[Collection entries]
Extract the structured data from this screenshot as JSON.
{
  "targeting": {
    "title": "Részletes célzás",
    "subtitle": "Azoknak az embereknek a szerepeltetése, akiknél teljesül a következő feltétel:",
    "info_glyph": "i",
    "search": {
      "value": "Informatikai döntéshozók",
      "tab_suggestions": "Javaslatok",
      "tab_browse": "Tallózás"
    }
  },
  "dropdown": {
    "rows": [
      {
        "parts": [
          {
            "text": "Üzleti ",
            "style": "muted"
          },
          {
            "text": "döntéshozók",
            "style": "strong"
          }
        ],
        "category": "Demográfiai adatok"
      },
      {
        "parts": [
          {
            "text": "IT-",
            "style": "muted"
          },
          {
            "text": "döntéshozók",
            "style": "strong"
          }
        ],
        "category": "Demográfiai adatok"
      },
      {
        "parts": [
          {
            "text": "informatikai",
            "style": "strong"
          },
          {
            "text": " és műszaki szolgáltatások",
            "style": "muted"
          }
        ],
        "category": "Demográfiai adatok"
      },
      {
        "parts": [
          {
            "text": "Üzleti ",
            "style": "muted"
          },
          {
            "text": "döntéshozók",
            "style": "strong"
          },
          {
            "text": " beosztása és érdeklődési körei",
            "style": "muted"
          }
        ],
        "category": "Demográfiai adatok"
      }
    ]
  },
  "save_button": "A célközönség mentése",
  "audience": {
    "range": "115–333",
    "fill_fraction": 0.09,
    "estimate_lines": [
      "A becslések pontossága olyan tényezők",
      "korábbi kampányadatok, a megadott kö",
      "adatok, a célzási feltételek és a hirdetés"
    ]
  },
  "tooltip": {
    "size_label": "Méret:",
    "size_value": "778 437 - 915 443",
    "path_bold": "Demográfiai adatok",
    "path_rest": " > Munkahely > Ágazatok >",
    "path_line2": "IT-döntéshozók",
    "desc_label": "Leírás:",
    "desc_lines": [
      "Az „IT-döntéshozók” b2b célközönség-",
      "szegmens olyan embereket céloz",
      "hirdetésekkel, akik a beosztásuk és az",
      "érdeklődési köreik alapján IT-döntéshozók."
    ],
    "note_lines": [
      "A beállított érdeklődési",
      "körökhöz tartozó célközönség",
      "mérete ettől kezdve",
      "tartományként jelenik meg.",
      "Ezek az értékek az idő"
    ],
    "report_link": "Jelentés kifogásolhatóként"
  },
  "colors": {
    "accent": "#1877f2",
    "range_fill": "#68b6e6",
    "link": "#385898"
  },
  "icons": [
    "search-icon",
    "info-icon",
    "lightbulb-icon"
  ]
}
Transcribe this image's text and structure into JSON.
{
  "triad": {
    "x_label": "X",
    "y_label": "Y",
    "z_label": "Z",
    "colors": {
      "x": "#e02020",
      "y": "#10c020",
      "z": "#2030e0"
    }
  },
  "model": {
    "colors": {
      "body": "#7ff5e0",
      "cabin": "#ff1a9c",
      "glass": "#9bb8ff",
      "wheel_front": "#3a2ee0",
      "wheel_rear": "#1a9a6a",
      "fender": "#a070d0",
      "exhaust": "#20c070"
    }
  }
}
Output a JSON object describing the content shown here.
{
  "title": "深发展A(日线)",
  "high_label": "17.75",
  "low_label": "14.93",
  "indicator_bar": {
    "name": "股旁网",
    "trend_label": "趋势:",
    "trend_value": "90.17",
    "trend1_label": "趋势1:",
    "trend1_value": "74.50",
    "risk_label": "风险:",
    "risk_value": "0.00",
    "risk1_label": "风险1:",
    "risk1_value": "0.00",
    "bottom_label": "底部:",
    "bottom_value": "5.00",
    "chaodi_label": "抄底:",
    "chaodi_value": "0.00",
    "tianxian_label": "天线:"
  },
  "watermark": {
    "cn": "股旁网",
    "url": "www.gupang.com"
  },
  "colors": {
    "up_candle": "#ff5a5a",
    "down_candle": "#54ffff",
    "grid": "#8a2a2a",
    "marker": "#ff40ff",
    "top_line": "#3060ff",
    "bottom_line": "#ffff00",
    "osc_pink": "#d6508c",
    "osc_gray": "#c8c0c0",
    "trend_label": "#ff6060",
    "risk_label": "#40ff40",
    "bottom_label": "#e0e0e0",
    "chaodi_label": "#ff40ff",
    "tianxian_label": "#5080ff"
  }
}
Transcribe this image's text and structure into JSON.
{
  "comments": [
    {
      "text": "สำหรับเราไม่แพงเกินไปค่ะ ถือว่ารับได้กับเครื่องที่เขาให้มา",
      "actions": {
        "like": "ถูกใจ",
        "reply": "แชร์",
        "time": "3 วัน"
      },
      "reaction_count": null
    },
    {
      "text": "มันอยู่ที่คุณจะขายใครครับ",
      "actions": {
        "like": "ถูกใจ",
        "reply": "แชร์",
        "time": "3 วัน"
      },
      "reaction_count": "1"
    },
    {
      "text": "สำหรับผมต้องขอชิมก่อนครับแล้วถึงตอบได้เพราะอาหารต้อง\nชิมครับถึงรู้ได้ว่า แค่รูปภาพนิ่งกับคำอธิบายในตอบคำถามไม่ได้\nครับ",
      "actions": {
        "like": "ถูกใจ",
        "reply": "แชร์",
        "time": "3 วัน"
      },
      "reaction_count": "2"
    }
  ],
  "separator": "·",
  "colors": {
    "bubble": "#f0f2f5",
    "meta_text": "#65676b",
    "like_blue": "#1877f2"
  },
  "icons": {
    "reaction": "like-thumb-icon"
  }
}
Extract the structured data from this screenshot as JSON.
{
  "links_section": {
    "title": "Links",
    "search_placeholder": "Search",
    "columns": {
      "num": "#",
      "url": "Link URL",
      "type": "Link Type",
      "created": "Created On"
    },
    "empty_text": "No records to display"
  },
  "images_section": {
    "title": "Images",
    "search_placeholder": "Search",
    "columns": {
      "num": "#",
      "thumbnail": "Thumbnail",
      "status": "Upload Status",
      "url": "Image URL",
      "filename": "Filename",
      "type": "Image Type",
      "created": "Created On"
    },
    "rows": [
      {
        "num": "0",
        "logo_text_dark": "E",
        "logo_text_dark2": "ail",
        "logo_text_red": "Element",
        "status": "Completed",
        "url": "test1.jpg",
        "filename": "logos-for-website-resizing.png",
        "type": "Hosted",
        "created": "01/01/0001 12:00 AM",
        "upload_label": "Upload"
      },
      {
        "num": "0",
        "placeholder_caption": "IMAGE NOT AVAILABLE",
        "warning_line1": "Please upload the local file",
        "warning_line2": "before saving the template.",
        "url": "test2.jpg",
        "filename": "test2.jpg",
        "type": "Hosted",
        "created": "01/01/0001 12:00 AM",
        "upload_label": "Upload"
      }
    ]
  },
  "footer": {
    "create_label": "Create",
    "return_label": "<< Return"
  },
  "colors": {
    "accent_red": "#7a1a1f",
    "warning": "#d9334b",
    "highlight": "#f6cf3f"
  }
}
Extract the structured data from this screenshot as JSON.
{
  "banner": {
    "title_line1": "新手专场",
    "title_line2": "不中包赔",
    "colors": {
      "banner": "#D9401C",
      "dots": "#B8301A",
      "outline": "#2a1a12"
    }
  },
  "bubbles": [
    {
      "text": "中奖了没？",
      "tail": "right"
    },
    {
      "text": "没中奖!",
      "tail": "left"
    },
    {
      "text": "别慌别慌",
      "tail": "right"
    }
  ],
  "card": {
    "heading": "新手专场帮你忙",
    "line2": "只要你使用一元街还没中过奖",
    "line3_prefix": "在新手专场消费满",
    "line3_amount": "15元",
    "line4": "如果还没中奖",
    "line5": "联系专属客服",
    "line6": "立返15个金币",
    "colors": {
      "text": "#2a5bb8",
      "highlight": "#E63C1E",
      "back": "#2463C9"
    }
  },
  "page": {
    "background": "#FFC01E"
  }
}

● **PROBLEM DESCRIPTION**:
Reproduce the material above without altering a single character.

● **FINISHED ANSWER**:
Extract the structured data from this screenshot as JSON.
{
  "targeting": {
    "title": "Részletes célzás",
    "subtitle": "Azoknak az embereknek a szerepeltetése, akiknél teljesül a következő feltétel:",
    "info_glyph": "i",
    "search": {
      "value": "Informatikai döntéshozók",
      "tab_suggestions": "Javaslatok",
      "tab_browse": "Tallózás"
    }
  },
  "dropdown": {
    "rows": [
      {
        "parts": [
          {
            "text": "Üzleti ",
            "style": "muted"
          },
          {
            "text": "döntéshozók",
            "style": "strong"
          }
        ],
        "category": "Demográfiai adatok"
      },
      {
        "parts": [
          {
            "text": "IT-",
            "style": "muted"
          },
          {
            "text": "döntéshozók",
            "style": "strong"
          }
        ],
        "category": "Demográfiai adatok"
      },
      {
        "parts": [
          {
            "text": "informatikai",
            "style": "strong"
          },
          {
            "text": " és műszaki szolgáltatások",
            "style": "muted"
          }
        ],
        "category": "Demográfiai adatok"
      },
      {
        "parts": [
          {
            "text": "Üzleti ",
            "style": "muted"
          },
          {
            "text": "döntéshozók",
            "style": "strong"
          },
          {
            "text": " beosztása és érdeklődési körei",
            "style": "muted"
          }
        ],
        "category": "Demográfiai adatok"
      }
    ]
  },
  "save_button": "A célközönség mentése",
  "audience": {
    "range": "115–333",
    "fill_fraction": 0.09,
    "estimate_lines": [
      "A becslések pontossága olyan tényezők",
      "korábbi kampányadatok, a megadott kö",
      "adatok, a célzási feltételek és a hirdetés"
    ]
  },
  "tooltip": {
    "size_label": "Méret:",
    "size_value": "778 437 - 915 443",
    "path_bold": "Demográfiai adatok",
    "path_rest": " > Munkahely > Ágazatok >",
    "path_line2": "IT-döntéshozók",
    "desc_label": "Leírás:",
    "desc_lines": [
      "Az „IT-döntéshozók” b2b célközönség-",
      "szegmens olyan embereket céloz",
      "hirdetésekkel, akik a beosztásuk és az",
      "érdeklődési köreik alapján IT-döntéshozók."
    ],
    "note_lines": [
      "A beállított érdeklődési",
      "körökhöz tartozó célközönség",
      "mérete ettől kezdve",
      "tartományként jelenik meg.",
      "Ezek az értékek az idő"
    ],
    "report_link": "Jelentés kifogásolhatóként"
  },
  "colors": {
    "accent": "#1877f2",
    "range_fill": "#68b6e6",
    "link": "#385898"
  },
  "icons": [
    "search-icon",
    "info-icon",
    "lightbulb-icon"
  ]
}
Transcribe this image's text and structure into JSON.
{
  "triad": {
    "x_label": "X",
    "y_label": "Y",
    "z_label": "Z",
    "colors": {
      "x": "#e02020",
      "y": "#10c020",
      "z": "#2030e0"
    }
  },
  "model": {
    "colors": {
      "body": "#7ff5e0",
      "cabin": "#ff1a9c",
      "glass": "#9bb8ff",
      "wheel_front": "#3a2ee0",
      "wheel_rear": "#1a9a6a",
      "fender": "#a070d0",
      "exhaust": "#20c070"
    }
  }
}
Output a JSON object describing the content shown here.
{
  "title": "深发展A(日线)",
  "high_label": "17.75",
  "low_label": "14.93",
  "indicator_bar": {
    "name": "股旁网",
    "trend_label": "趋势:",
    "trend_value": "90.17",
    "trend1_label": "趋势1:",
    "trend1_value": "74.50",
    "risk_label": "风险:",
    "risk_value": "0.00",
    "risk1_label": "风险1:",
    "risk1_value": "0.00",
    "bottom_label": "底部:",
    "bottom_value": "5.00",
    "chaodi_label": "抄底:",
    "chaodi_value": "0.00",
    "tianxian_label": "天线:"
  },
  "watermark": {
    "cn": "股旁网",
    "url": "www.gupang.com"
  },
  "colors": {
    "up_candle": "#ff5a5a",
    "down_candle": "#54ffff",
    "grid": "#8a2a2a",
    "marker": "#ff40ff",
    "top_line": "#3060ff",
    "bottom_line": "#ffff00",
    "osc_pink": "#d6508c",
    "osc_gray": "#c8c0c0",
    "trend_label": "#ff6060",
    "risk_label": "#40ff40",
    "bottom_label": "#e0e0e0",
    "chaodi_label": "#ff40ff",
    "tianxian_label": "#5080ff"
  }
}
Transcribe this image's text and structure into JSON.
{
  "comments": [
    {
      "text": "สำหรับเราไม่แพงเกินไปค่ะ ถือว่ารับได้กับเครื่องที่เขาให้มา",
      "actions": {
        "like": "ถูกใจ",
        "reply": "แชร์",
        "time": "3 วัน"
      },
      "reaction_count": null
    },
    {
      "text": "มันอยู่ที่คุณจะขายใครครับ",
      "actions": {
        "like": "ถูกใจ",
        "reply": "แชร์",
        "time": "3 วัน"
      },
      "reaction_count": "1"
    },
    {
      "text": "สำหรับผมต้องขอชิมก่อนครับแล้วถึงตอบได้เพราะอาหารต้อง\nชิมครับถึงรู้ได้ว่า แค่รูปภาพนิ่งกับคำอธิบายในตอบคำถามไม่ได้\nครับ",
      "actions": {
        "like": "ถูกใจ",
        "reply": "แชร์",
        "time": "3 วัน"
      },
      "reaction_count": "2"
    }
  ],
  "separator": "·",
  "colors": {
    "bubble": "#f0f2f5",
    "meta_text": "#65676b",
    "like_blue": "#1877f2"
  },
  "icons": {
    "reaction": "like-thumb-icon"
  }
}
Extract the structured data from this screenshot as JSON.
{
  "links_section": {
    "title": "Links",
    "search_placeholder": "Search",
    "columns": {
      "num": "#",
      "url": "Link URL",
      "type": "Link Type",
      "created": "Created On"
    },
    "empty_text": "No records to display"
  },
  "images_section": {
    "title": "Images",
    "search_placeholder": "Search",
    "columns": {
      "num": "#",
      "thumbnail": "Thumbnail",
      "status": "Upload Status",
      "url": "Image URL",
      "filename": "Filename",
      "type": "Image Type",
      "created": "Created On"
    },
    "rows": [
      {
        "num": "0",
        "logo_text_dark": "E",
        "logo_text_dark2": "ail",
        "logo_text_red": "Element",
        "status": "Completed",
        "url": "test1.jpg",
        "filename": "logos-for-website-resizing.png",
        "type": "Hosted",
        "created": "01/01/0001 12:00 AM",
        "upload_label": "Upload"
      },
      {
        "num": "0",
        "placeholder_caption": "IMAGE NOT AVAILABLE",
        "warning_line1": "Please upload the local file",
        "warning_line2": "before saving the template.",
        "url": "test2.jpg",
        "filename": "test2.jpg",
        "type": "Hosted",
        "created": "01/01/0001 12:00 AM",
        "upload_label": "Upload"
      }
    ]
  },
  "footer": {
    "create_label": "Create",
    "return_label": "<< Return"
  },
  "colors": {
    "accent_red": "#7a1a1f",
    "warning": "#d9334b",
    "highlight": "#f6cf3f"
  }
}
Extract the structured data from this screenshot as JSON.
{
  "banner": {
    "title_line1": "新手专场",
    "title_line2": "不中包赔",
    "colors": {
      "banner": "#D9401C",
      "dots": "#B8301A",
      "outline": "#2a1a12"
    }
  },
  "bubbles": [
    {
      "text": "中奖了没？",
      "tail": "right"
    },
    {
      "text": "没中奖!",
      "tail": "left"
    },
    {
      "text": "别慌别慌",
      "tail": "right"
    }
  ],
  "card": {
    "heading": "新手专场帮你忙",
    "line2": "只要你使用一元街还没中过奖",
    "line3_prefix": "在新手专场消费满",
    "line3_amount": "15元",
    "line4": "如果还没中奖",
    "line5": "联系专属客服",
    "line6": "立返15个金币",
    "colors": {
      "text": "#2a5bb8",
      "highlight": "#E63C1E",
      "back": "#2463C9"
    }
  },
  "page": {
    "background": "#FFC01E"
  }
}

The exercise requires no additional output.